Stated exercise
Work through the material below and count the lines holding the word "danger"; give that count and nothing more.

Exercise material
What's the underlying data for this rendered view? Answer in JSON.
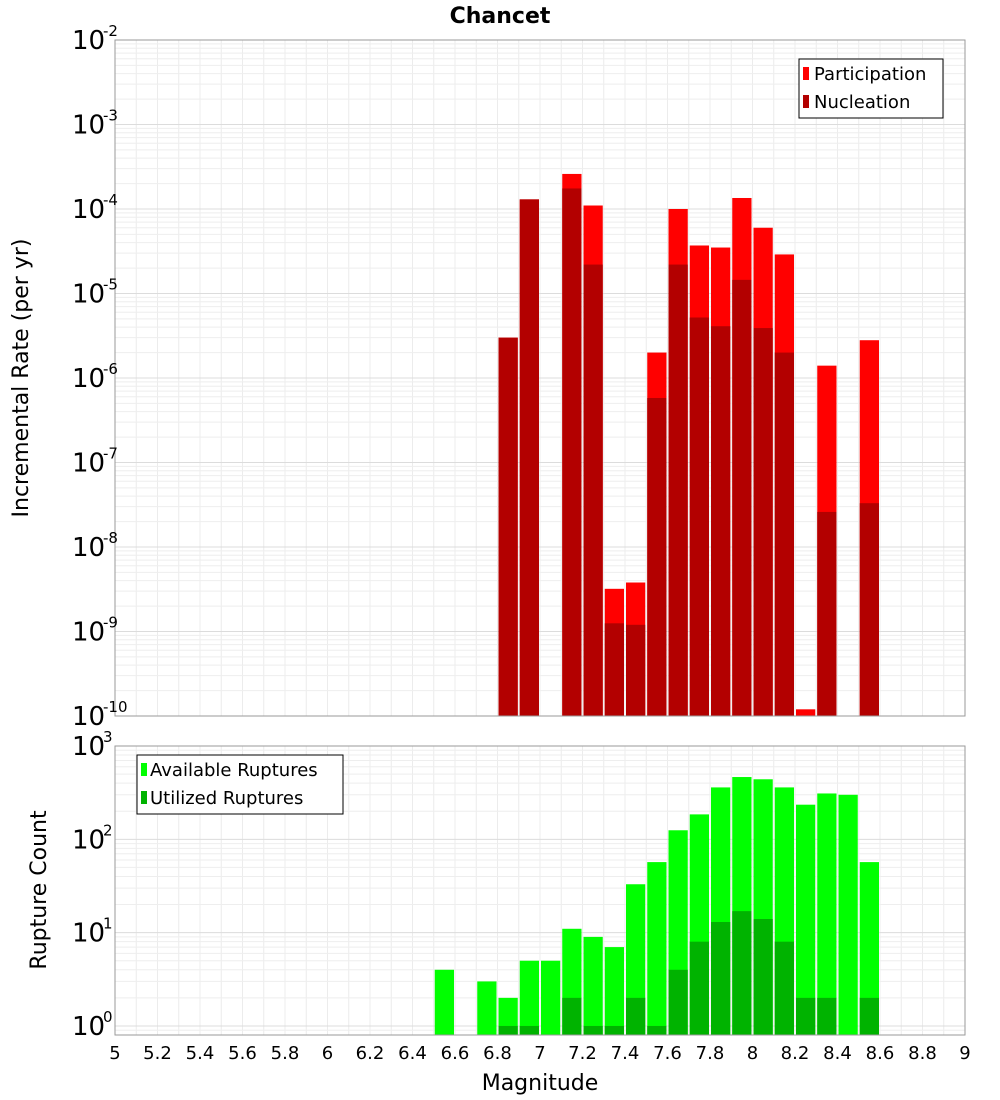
{
  "chart_data": [
    {
      "type": "bar",
      "title": "Chancet",
      "xlabel": "",
      "ylabel": "Incremental Rate (per yr)",
      "yscale": "log",
      "ylim": [
        1e-10,
        0.01
      ],
      "xlim": [
        5,
        9
      ],
      "bar_width": 0.1,
      "legend": "top-right",
      "grid": true,
      "y_ticks": [
        {
          "base": "10",
          "exp": "-2",
          "value": 0.01
        },
        {
          "base": "10",
          "exp": "-3",
          "value": 0.001
        },
        {
          "base": "10",
          "exp": "-4",
          "value": 0.0001
        },
        {
          "base": "10",
          "exp": "-5",
          "value": 1e-05
        },
        {
          "base": "10",
          "exp": "-6",
          "value": 1e-06
        },
        {
          "base": "10",
          "exp": "-7",
          "value": 1e-07
        },
        {
          "base": "10",
          "exp": "-8",
          "value": 1e-08
        },
        {
          "base": "10",
          "exp": "-9",
          "value": 1e-09
        },
        {
          "base": "10",
          "exp": "-10",
          "value": 1e-10
        }
      ],
      "series": [
        {
          "name": "Participation",
          "color": "#ff0000",
          "x": [
            6.85,
            6.95,
            7.15,
            7.25,
            7.35,
            7.45,
            7.55,
            7.65,
            7.75,
            7.85,
            7.95,
            8.05,
            8.15,
            8.25,
            8.35,
            8.55
          ],
          "values": [
            3e-06,
            0.00013,
            0.00026,
            0.00011,
            3.2e-09,
            3.8e-09,
            2e-06,
            0.0001,
            3.7e-05,
            3.5e-05,
            0.000135,
            6e-05,
            2.9e-05,
            1.2e-10,
            1.4e-06,
            2.8e-06
          ]
        },
        {
          "name": "Nucleation",
          "color": "#b30000",
          "x": [
            6.85,
            6.95,
            7.15,
            7.25,
            7.35,
            7.45,
            7.55,
            7.65,
            7.75,
            7.85,
            7.95,
            8.05,
            8.15,
            8.35,
            8.55
          ],
          "values": [
            3e-06,
            0.00013,
            0.000175,
            2.2e-05,
            1.25e-09,
            1.2e-09,
            5.8e-07,
            2.2e-05,
            5.2e-06,
            4.1e-06,
            1.45e-05,
            3.9e-06,
            2e-06,
            2.6e-08,
            3.3e-08
          ]
        }
      ]
    },
    {
      "type": "bar",
      "title": "",
      "xlabel": "Magnitude",
      "ylabel": "Rupture Count",
      "yscale": "log",
      "ylim": [
        0.8,
        1000
      ],
      "xlim": [
        5,
        9
      ],
      "bar_width": 0.1,
      "legend": "top-left",
      "grid": true,
      "x_ticks": [
        "5",
        "5.2",
        "5.4",
        "5.6",
        "5.8",
        "6",
        "6.2",
        "6.4",
        "6.6",
        "6.8",
        "7",
        "7.2",
        "7.4",
        "7.6",
        "7.8",
        "8",
        "8.2",
        "8.4",
        "8.6",
        "8.8",
        "9"
      ],
      "y_ticks": [
        {
          "base": "10",
          "exp": "3",
          "value": 1000
        },
        {
          "base": "10",
          "exp": "2",
          "value": 100
        },
        {
          "base": "10",
          "exp": "1",
          "value": 10
        },
        {
          "base": "10",
          "exp": "0",
          "value": 1
        }
      ],
      "series": [
        {
          "name": "Available Ruptures",
          "color": "#00ff00",
          "x": [
            6.55,
            6.75,
            6.85,
            6.95,
            7.05,
            7.15,
            7.25,
            7.35,
            7.45,
            7.55,
            7.65,
            7.75,
            7.85,
            7.95,
            8.05,
            8.15,
            8.25,
            8.35,
            8.45,
            8.55
          ],
          "values": [
            4,
            3,
            2,
            5,
            5,
            11,
            9,
            7,
            33,
            57,
            125,
            185,
            360,
            465,
            440,
            360,
            235,
            310,
            300,
            57
          ]
        },
        {
          "name": "Utilized Ruptures",
          "color": "#00b300",
          "x": [
            6.85,
            6.95,
            7.15,
            7.25,
            7.35,
            7.45,
            7.55,
            7.65,
            7.75,
            7.85,
            7.95,
            8.05,
            8.15,
            8.25,
            8.35,
            8.55
          ],
          "values": [
            1,
            1,
            2,
            1,
            1,
            2,
            1,
            4,
            8,
            13,
            17,
            14,
            8,
            2,
            2,
            2
          ]
        }
      ]
    }
  ]
}
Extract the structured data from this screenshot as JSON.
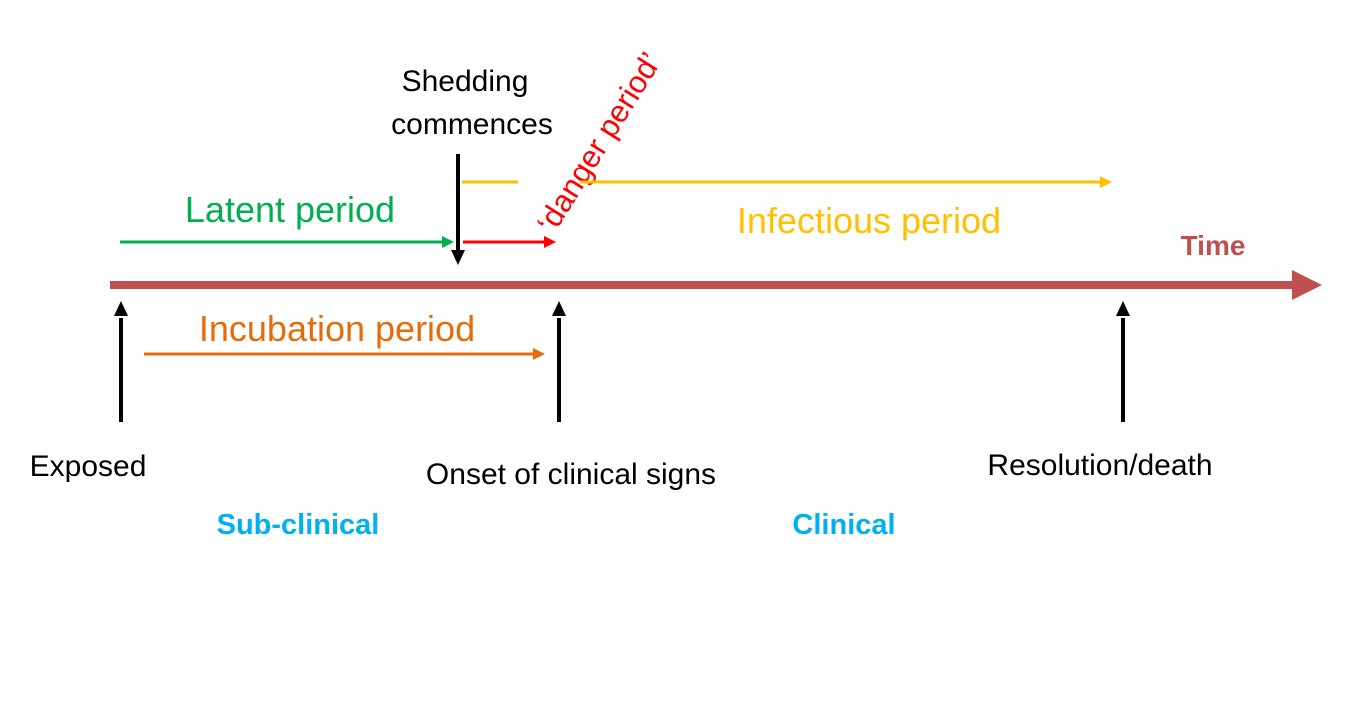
{
  "labels": {
    "shedding_line1": "Shedding",
    "shedding_line2": "commences",
    "danger_period": "‘danger period’",
    "latent_period": "Latent period",
    "infectious_period": "Infectious period",
    "time": "Time",
    "incubation_period": "Incubation period",
    "exposed": "Exposed",
    "onset": "Onset of clinical signs",
    "resolution": "Resolution/death",
    "sub_clinical": "Sub-clinical",
    "clinical": "Clinical"
  },
  "colors": {
    "timeline": "#c0504d",
    "latent": "#00b050",
    "infectious": "#ffc000",
    "danger": "#ff0000",
    "incubation": "#e46c0a",
    "phase": "#00b0f0",
    "marker": "#000000"
  }
}
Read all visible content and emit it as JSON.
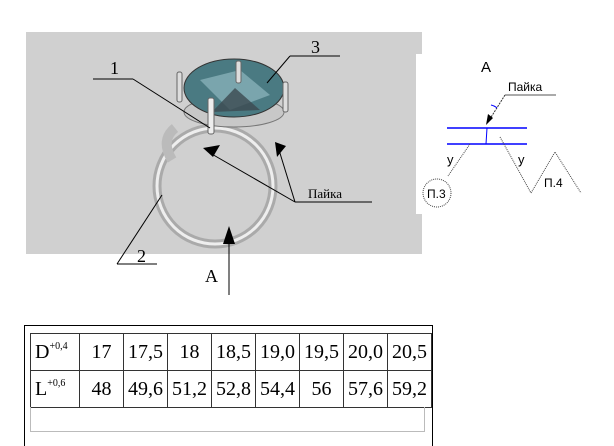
{
  "drawing": {
    "callouts": [
      "1",
      "2",
      "3"
    ],
    "solder_label": "Пайка",
    "view_arrow_label": "A"
  },
  "detail_view": {
    "title": "A",
    "solder_label": "Пайка",
    "weld_marks": [
      "у",
      "у"
    ],
    "ref_circle": "П.3",
    "ref_triangle": "П.4",
    "line_color": "#0000ff"
  },
  "size_table": {
    "rows": [
      {
        "label": "D",
        "tolerance": "+0,4",
        "values": [
          "17",
          "17,5",
          "18",
          "18,5",
          "19,0",
          "19,5",
          "20,0",
          "20,5"
        ]
      },
      {
        "label": "L",
        "tolerance": "+0,6",
        "values": [
          "48",
          "49,6",
          "51,2",
          "52,8",
          "54,4",
          "56",
          "57,6",
          "59,2"
        ]
      }
    ]
  }
}
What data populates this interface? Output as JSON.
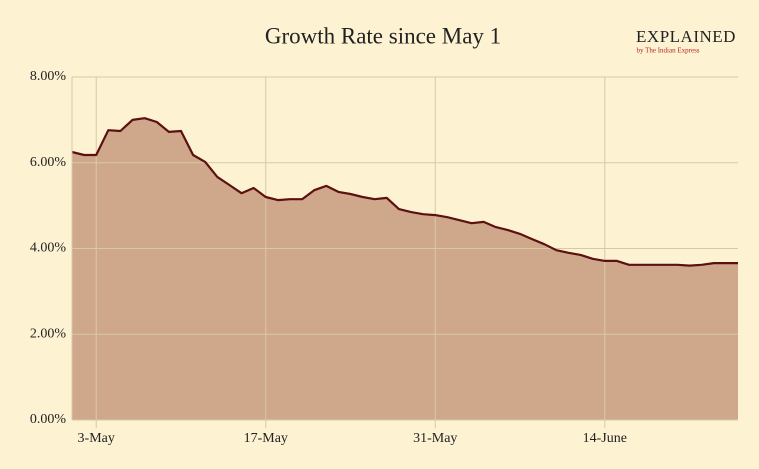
{
  "chart_data": {
    "type": "area",
    "title": "Growth Rate since May 1",
    "logo": {
      "text": "EXPLAINED",
      "subtext": "by The Indian Express"
    },
    "categories": [
      null,
      null,
      "3-May",
      null,
      null,
      null,
      null,
      null,
      null,
      null,
      null,
      null,
      null,
      null,
      null,
      null,
      "17-May",
      null,
      null,
      null,
      null,
      null,
      null,
      null,
      null,
      null,
      null,
      null,
      null,
      null,
      "31-May",
      null,
      null,
      null,
      null,
      null,
      null,
      null,
      null,
      null,
      null,
      null,
      null,
      null,
      "14-June",
      null,
      null,
      null,
      null,
      null,
      null,
      null,
      null,
      null,
      null,
      null
    ],
    "values": [
      6.25,
      6.18,
      6.18,
      6.76,
      6.74,
      7.0,
      7.04,
      6.95,
      6.72,
      6.74,
      6.18,
      6.02,
      5.67,
      5.48,
      5.29,
      5.41,
      5.2,
      5.13,
      5.15,
      5.15,
      5.36,
      5.46,
      5.32,
      5.27,
      5.2,
      5.15,
      5.18,
      4.92,
      4.85,
      4.8,
      4.78,
      4.73,
      4.66,
      4.59,
      4.62,
      4.5,
      4.43,
      4.34,
      4.22,
      4.1,
      3.96,
      3.9,
      3.85,
      3.76,
      3.71,
      3.71,
      3.62,
      3.62,
      3.62,
      3.62,
      3.62,
      3.6,
      3.62,
      3.66,
      3.66,
      3.66
    ],
    "color": "#cfa88b",
    "line_color": "#5c1010",
    "ylim": [
      0,
      8
    ],
    "yticks": [
      {
        "value": 0,
        "label": "0.00%"
      },
      {
        "value": 2,
        "label": "2.00%"
      },
      {
        "value": 4,
        "label": "4.00%"
      },
      {
        "value": 6,
        "label": "6.00%"
      },
      {
        "value": 8,
        "label": "8.00%"
      }
    ],
    "grid": true
  }
}
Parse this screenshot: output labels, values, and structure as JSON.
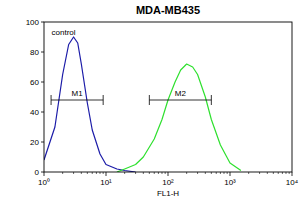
{
  "chart_data": {
    "type": "line",
    "title": "MDA-MB435",
    "x_label": "FL1-H",
    "log": "x",
    "xlim": [
      1,
      10000
    ],
    "xticks": [
      {
        "value": 1,
        "label": "10⁰"
      },
      {
        "value": 10,
        "label": "10¹"
      },
      {
        "value": 100,
        "label": "10²"
      },
      {
        "value": 1000,
        "label": "10³"
      },
      {
        "value": 10000,
        "label": "10⁴"
      }
    ],
    "ylim": [
      0,
      100
    ],
    "yticks": [
      0,
      20,
      40,
      60,
      80,
      100
    ],
    "series": [
      {
        "name": "control",
        "color": "#1c1ca8",
        "x": [
          1,
          1.5,
          2,
          2.5,
          3,
          3.5,
          4,
          5,
          6,
          8,
          10,
          15,
          20,
          30
        ],
        "values": [
          8,
          30,
          65,
          85,
          90,
          86,
          72,
          46,
          28,
          12,
          5,
          2,
          1,
          0
        ]
      },
      {
        "color": "#2ee02e",
        "x": [
          15,
          20,
          30,
          40,
          60,
          80,
          100,
          130,
          160,
          200,
          250,
          300,
          400,
          500,
          700,
          1000,
          1500
        ],
        "values": [
          0,
          2,
          5,
          10,
          22,
          35,
          48,
          60,
          68,
          72,
          70,
          65,
          50,
          35,
          18,
          6,
          1
        ]
      }
    ],
    "gates": [
      {
        "text": "M1",
        "x": [
          1.3,
          9
        ],
        "y": 48
      },
      {
        "text": "M2",
        "x": [
          50,
          500
        ],
        "y": 48
      }
    ]
  }
}
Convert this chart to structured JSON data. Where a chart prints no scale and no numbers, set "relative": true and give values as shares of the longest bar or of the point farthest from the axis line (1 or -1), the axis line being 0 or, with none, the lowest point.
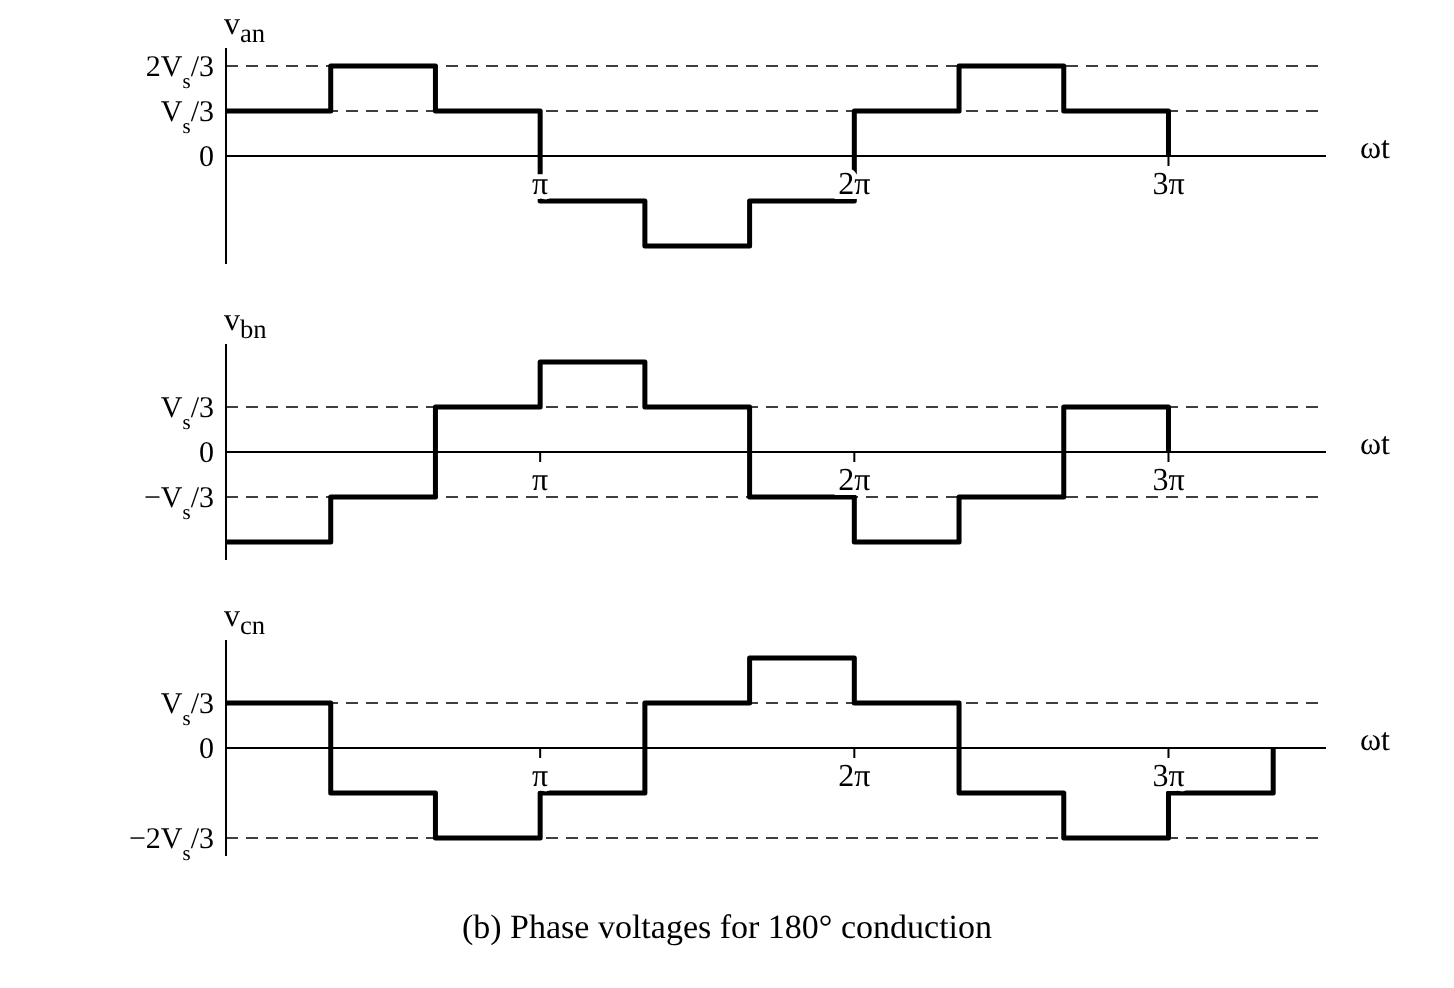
{
  "chart_data": [
    {
      "type": "step",
      "relative": true,
      "ylabel": "v$_{an}$",
      "xlabel": "ωt",
      "xlim": [
        0,
        11
      ],
      "xticks": [
        {
          "value": 3.1416,
          "label": "π"
        },
        {
          "value": 6.2832,
          "label": "2π"
        },
        {
          "value": 9.4248,
          "label": "3π"
        }
      ],
      "grid": false,
      "legend": false,
      "marker": "none",
      "line_style": "solid",
      "ref_lines": [
        {
          "axis": "y",
          "value": 1,
          "label": "2V$_{s}$/3",
          "line_style": "dashed"
        },
        {
          "axis": "y",
          "value": 0.5,
          "label": "V$_{s}$/3",
          "line_style": "dashed"
        }
      ],
      "annotations": [
        "0"
      ],
      "series": [
        {
          "color": "#000000",
          "x": [
            0,
            1.0472,
            2.0944,
            3.1416,
            4.1888,
            5.236,
            6.2832,
            7.3304,
            8.3776,
            9.4248
          ],
          "values": [
            0.5,
            1,
            0.5,
            -0.5,
            -1,
            -0.5,
            0.5,
            1,
            0.5,
            0
          ]
        }
      ]
    },
    {
      "type": "step",
      "relative": true,
      "ylabel": "v$_{bn}$",
      "xlabel": "ωt",
      "xlim": [
        0,
        11
      ],
      "xticks": [
        {
          "value": 3.1416,
          "label": "π"
        },
        {
          "value": 6.2832,
          "label": "2π"
        },
        {
          "value": 9.4248,
          "label": "3π"
        }
      ],
      "grid": false,
      "legend": false,
      "marker": "none",
      "line_style": "solid",
      "ref_lines": [
        {
          "axis": "y",
          "value": 0.5,
          "label": "V$_{s}$/3",
          "line_style": "dashed"
        },
        {
          "axis": "y",
          "value": -0.5,
          "label": "−V$_{s}$/3",
          "line_style": "dashed"
        }
      ],
      "annotations": [
        "0"
      ],
      "series": [
        {
          "color": "#000000",
          "x": [
            0,
            1.0472,
            2.0944,
            3.1416,
            4.1888,
            5.236,
            6.2832,
            7.3304,
            8.3776,
            9.4248
          ],
          "values": [
            -1,
            -0.5,
            0.5,
            1,
            0.5,
            -0.5,
            -1,
            -0.5,
            0.5,
            0
          ]
        }
      ]
    },
    {
      "type": "step",
      "relative": true,
      "ylabel": "v$_{cn}$",
      "xlabel": "ωt",
      "xlim": [
        0,
        11
      ],
      "xticks": [
        {
          "value": 3.1416,
          "label": "π"
        },
        {
          "value": 6.2832,
          "label": "2π"
        },
        {
          "value": 9.4248,
          "label": "3π"
        }
      ],
      "grid": false,
      "legend": false,
      "marker": "none",
      "line_style": "solid",
      "annotations": [
        "0",
        "(b) Phase voltages for 180° conduction"
      ],
      "ref_lines": [
        {
          "axis": "y",
          "value": 0.5,
          "label": "V$_{s}$/3",
          "line_style": "dashed"
        },
        {
          "axis": "y",
          "value": -1,
          "label": "−2V$_{s}$/3",
          "line_style": "dashed"
        }
      ],
      "series": [
        {
          "color": "#000000",
          "x": [
            0,
            1.0472,
            2.0944,
            3.1416,
            4.1888,
            5.236,
            6.2832,
            7.3304,
            8.3776,
            9.4248,
            10.472
          ],
          "values": [
            0.5,
            -0.5,
            -1,
            -0.5,
            0.5,
            1,
            0.5,
            -0.5,
            -1,
            -0.5,
            0
          ]
        }
      ]
    }
  ]
}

Answer to this problem
2